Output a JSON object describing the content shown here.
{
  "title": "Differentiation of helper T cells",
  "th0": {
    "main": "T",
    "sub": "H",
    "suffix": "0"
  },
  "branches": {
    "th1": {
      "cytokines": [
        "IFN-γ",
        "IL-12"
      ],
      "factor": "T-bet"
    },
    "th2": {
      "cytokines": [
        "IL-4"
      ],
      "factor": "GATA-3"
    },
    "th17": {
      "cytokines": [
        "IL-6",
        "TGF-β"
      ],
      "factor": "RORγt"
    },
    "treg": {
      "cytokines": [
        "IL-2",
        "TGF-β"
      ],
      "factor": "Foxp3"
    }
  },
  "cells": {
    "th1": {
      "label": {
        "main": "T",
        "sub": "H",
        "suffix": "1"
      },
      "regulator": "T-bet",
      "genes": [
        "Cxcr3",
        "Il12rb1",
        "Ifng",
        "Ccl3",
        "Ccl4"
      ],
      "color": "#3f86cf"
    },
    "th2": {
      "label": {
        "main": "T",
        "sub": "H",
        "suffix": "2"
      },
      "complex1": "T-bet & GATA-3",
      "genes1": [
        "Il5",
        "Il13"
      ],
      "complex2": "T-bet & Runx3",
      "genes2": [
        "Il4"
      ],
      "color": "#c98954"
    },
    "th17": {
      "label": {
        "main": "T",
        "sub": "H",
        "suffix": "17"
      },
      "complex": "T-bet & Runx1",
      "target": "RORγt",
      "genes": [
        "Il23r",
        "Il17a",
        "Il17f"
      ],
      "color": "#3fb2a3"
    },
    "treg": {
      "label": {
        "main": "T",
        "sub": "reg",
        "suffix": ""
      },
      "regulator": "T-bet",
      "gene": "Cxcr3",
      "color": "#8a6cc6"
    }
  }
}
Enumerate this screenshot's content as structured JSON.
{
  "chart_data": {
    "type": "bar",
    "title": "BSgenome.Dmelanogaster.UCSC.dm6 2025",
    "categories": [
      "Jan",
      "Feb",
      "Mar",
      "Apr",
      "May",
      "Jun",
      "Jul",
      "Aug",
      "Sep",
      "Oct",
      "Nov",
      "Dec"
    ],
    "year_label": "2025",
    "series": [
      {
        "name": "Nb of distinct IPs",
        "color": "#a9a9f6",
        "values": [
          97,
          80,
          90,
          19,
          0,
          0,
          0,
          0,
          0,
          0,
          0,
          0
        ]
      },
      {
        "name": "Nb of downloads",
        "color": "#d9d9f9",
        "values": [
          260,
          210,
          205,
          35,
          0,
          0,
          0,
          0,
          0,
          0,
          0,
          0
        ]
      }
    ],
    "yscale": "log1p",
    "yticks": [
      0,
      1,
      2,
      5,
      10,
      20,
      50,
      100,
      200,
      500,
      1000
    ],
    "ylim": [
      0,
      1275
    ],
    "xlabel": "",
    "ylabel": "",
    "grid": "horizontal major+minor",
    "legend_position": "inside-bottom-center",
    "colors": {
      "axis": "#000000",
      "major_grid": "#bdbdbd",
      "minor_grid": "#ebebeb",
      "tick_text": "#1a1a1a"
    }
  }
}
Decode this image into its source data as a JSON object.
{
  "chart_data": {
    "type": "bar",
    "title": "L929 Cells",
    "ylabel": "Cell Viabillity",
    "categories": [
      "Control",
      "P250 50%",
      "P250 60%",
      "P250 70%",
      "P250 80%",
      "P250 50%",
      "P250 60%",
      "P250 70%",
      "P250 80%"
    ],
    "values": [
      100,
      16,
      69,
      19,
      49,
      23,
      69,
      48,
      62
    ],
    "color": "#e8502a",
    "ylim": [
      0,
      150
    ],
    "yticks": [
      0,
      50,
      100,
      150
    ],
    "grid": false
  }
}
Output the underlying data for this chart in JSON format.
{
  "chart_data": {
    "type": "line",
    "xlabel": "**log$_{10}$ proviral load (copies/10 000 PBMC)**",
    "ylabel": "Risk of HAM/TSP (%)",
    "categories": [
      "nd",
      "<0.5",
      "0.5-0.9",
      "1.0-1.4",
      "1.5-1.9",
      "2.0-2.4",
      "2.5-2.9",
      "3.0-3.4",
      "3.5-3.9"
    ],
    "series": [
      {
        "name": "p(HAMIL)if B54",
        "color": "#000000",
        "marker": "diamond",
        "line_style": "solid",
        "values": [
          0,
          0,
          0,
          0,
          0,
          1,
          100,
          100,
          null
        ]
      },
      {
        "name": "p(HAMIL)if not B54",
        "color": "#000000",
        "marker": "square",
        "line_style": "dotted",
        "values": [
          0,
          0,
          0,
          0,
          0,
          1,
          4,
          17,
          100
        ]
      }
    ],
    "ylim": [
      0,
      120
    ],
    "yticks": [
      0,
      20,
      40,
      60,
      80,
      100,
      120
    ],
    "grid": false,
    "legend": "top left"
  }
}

···

#### [WHAT YOU ARE ASKED TO DO]
From the first line to the last, copy every record exactly.

#### [EXERCISE OUTPUT]
Output a JSON object describing the content shown here.
{
  "title": "Differentiation of helper T cells",
  "th0": {
    "main": "T",
    "sub": "H",
    "suffix": "0"
  },
  "branches": {
    "th1": {
      "cytokines": [
        "IFN-γ",
        "IL-12"
      ],
      "factor": "T-bet"
    },
    "th2": {
      "cytokines": [
        "IL-4"
      ],
      "factor": "GATA-3"
    },
    "th17": {
      "cytokines": [
        "IL-6",
        "TGF-β"
      ],
      "factor": "RORγt"
    },
    "treg": {
      "cytokines": [
        "IL-2",
        "TGF-β"
      ],
      "factor": "Foxp3"
    }
  },
  "cells": {
    "th1": {
      "label": {
        "main": "T",
        "sub": "H",
        "suffix": "1"
      },
      "regulator": "T-bet",
      "genes": [
        "Cxcr3",
        "Il12rb1",
        "Ifng",
        "Ccl3",
        "Ccl4"
      ],
      "color": "#3f86cf"
    },
    "th2": {
      "label": {
        "main": "T",
        "sub": "H",
        "suffix": "2"
      },
      "complex1": "T-bet & GATA-3",
      "genes1": [
        "Il5",
        "Il13"
      ],
      "complex2": "T-bet & Runx3",
      "genes2": [
        "Il4"
      ],
      "color": "#c98954"
    },
    "th17": {
      "label": {
        "main": "T",
        "sub": "H",
        "suffix": "17"
      },
      "complex": "T-bet & Runx1",
      "target": "RORγt",
      "genes": [
        "Il23r",
        "Il17a",
        "Il17f"
      ],
      "color": "#3fb2a3"
    },
    "treg": {
      "label": {
        "main": "T",
        "sub": "reg",
        "suffix": ""
      },
      "regulator": "T-bet",
      "gene": "Cxcr3",
      "color": "#8a6cc6"
    }
  }
}
Enumerate this screenshot's content as structured JSON.
{
  "chart_data": {
    "type": "bar",
    "title": "BSgenome.Dmelanogaster.UCSC.dm6 2025",
    "categories": [
      "Jan",
      "Feb",
      "Mar",
      "Apr",
      "May",
      "Jun",
      "Jul",
      "Aug",
      "Sep",
      "Oct",
      "Nov",
      "Dec"
    ],
    "year_label": "2025",
    "series": [
      {
        "name": "Nb of distinct IPs",
        "color": "#a9a9f6",
        "values": [
          97,
          80,
          90,
          19,
          0,
          0,
          0,
          0,
          0,
          0,
          0,
          0
        ]
      },
      {
        "name": "Nb of downloads",
        "color": "#d9d9f9",
        "values": [
          260,
          210,
          205,
          35,
          0,
          0,
          0,
          0,
          0,
          0,
          0,
          0
        ]
      }
    ],
    "yscale": "log1p",
    "yticks": [
      0,
      1,
      2,
      5,
      10,
      20,
      50,
      100,
      200,
      500,
      1000
    ],
    "ylim": [
      0,
      1275
    ],
    "xlabel": "",
    "ylabel": "",
    "grid": "horizontal major+minor",
    "legend_position": "inside-bottom-center",
    "colors": {
      "axis": "#000000",
      "major_grid": "#bdbdbd",
      "minor_grid": "#ebebeb",
      "tick_text": "#1a1a1a"
    }
  }
}
Decode this image into its source data as a JSON object.
{
  "chart_data": {
    "type": "bar",
    "title": "L929 Cells",
    "ylabel": "Cell Viabillity",
    "categories": [
      "Control",
      "P250 50%",
      "P250 60%",
      "P250 70%",
      "P250 80%",
      "P250 50%",
      "P250 60%",
      "P250 70%",
      "P250 80%"
    ],
    "values": [
      100,
      16,
      69,
      19,
      49,
      23,
      69,
      48,
      62
    ],
    "color": "#e8502a",
    "ylim": [
      0,
      150
    ],
    "yticks": [
      0,
      50,
      100,
      150
    ],
    "grid": false
  }
}
Output the underlying data for this chart in JSON format.
{
  "chart_data": {
    "type": "line",
    "xlabel": "**log$_{10}$ proviral load (copies/10 000 PBMC)**",
    "ylabel": "Risk of HAM/TSP (%)",
    "categories": [
      "nd",
      "<0.5",
      "0.5-0.9",
      "1.0-1.4",
      "1.5-1.9",
      "2.0-2.4",
      "2.5-2.9",
      "3.0-3.4",
      "3.5-3.9"
    ],
    "series": [
      {
        "name": "p(HAMIL)if B54",
        "color": "#000000",
        "marker": "diamond",
        "line_style": "solid",
        "values": [
          0,
          0,
          0,
          0,
          0,
          1,
          100,
          100,
          null
        ]
      },
      {
        "name": "p(HAMIL)if not B54",
        "color": "#000000",
        "marker": "square",
        "line_style": "dotted",
        "values": [
          0,
          0,
          0,
          0,
          0,
          1,
          4,
          17,
          100
        ]
      }
    ],
    "ylim": [
      0,
      120
    ],
    "yticks": [
      0,
      20,
      40,
      60,
      80,
      100,
      120
    ],
    "grid": false,
    "legend": "top left"
  }
}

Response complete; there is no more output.